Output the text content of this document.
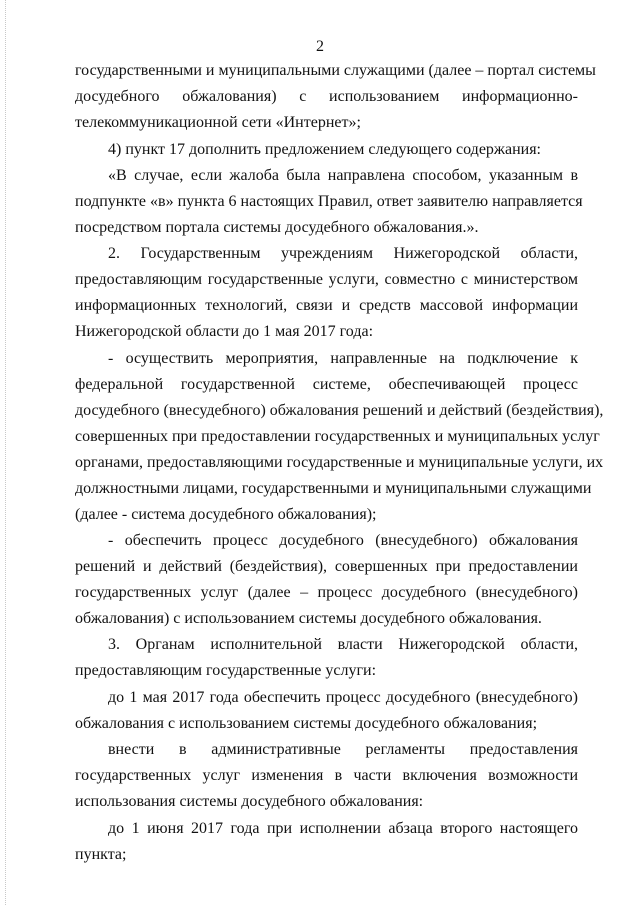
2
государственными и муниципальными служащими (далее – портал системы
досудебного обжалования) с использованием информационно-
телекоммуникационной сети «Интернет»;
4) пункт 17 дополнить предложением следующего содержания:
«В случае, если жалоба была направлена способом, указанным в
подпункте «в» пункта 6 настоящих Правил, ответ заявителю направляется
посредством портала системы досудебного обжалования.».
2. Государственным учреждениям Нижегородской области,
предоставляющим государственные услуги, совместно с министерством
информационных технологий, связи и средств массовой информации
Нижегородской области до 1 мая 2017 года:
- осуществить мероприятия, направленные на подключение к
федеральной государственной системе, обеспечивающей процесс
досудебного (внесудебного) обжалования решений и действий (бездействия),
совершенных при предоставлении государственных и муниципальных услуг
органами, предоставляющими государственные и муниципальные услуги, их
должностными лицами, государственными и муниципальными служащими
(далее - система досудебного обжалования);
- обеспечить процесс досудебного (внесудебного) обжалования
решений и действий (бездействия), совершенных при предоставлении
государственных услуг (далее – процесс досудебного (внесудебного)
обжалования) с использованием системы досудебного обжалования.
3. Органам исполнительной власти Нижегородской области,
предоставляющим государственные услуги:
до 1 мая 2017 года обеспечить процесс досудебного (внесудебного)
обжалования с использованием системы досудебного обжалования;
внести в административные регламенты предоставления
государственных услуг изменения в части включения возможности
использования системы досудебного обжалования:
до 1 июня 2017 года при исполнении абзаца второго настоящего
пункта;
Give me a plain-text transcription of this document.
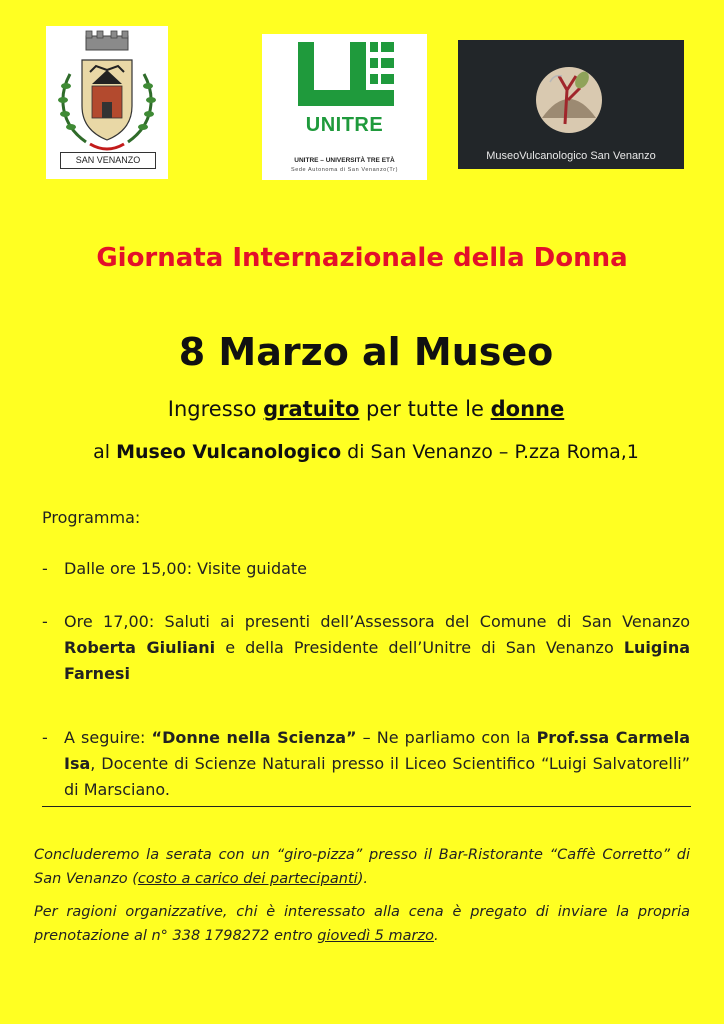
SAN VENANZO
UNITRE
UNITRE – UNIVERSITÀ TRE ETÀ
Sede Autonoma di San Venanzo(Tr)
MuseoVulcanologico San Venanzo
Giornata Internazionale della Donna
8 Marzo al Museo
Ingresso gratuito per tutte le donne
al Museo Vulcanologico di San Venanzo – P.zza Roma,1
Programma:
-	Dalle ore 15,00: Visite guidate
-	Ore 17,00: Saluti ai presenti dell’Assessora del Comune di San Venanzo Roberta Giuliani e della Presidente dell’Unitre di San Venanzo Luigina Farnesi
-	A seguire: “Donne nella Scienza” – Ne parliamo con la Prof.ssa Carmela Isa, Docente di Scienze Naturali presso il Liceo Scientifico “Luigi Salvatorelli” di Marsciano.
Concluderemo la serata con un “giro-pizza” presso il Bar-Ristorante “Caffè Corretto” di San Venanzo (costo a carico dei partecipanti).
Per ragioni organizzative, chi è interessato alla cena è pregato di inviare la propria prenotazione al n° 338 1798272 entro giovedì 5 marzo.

+ + + +

● What is needed
Pick each line holding the word "пункта" out of the data and copy it.

● Output below
подпункте «в» пункта 6 настоящих Правил, ответ заявителю направляется
пункта;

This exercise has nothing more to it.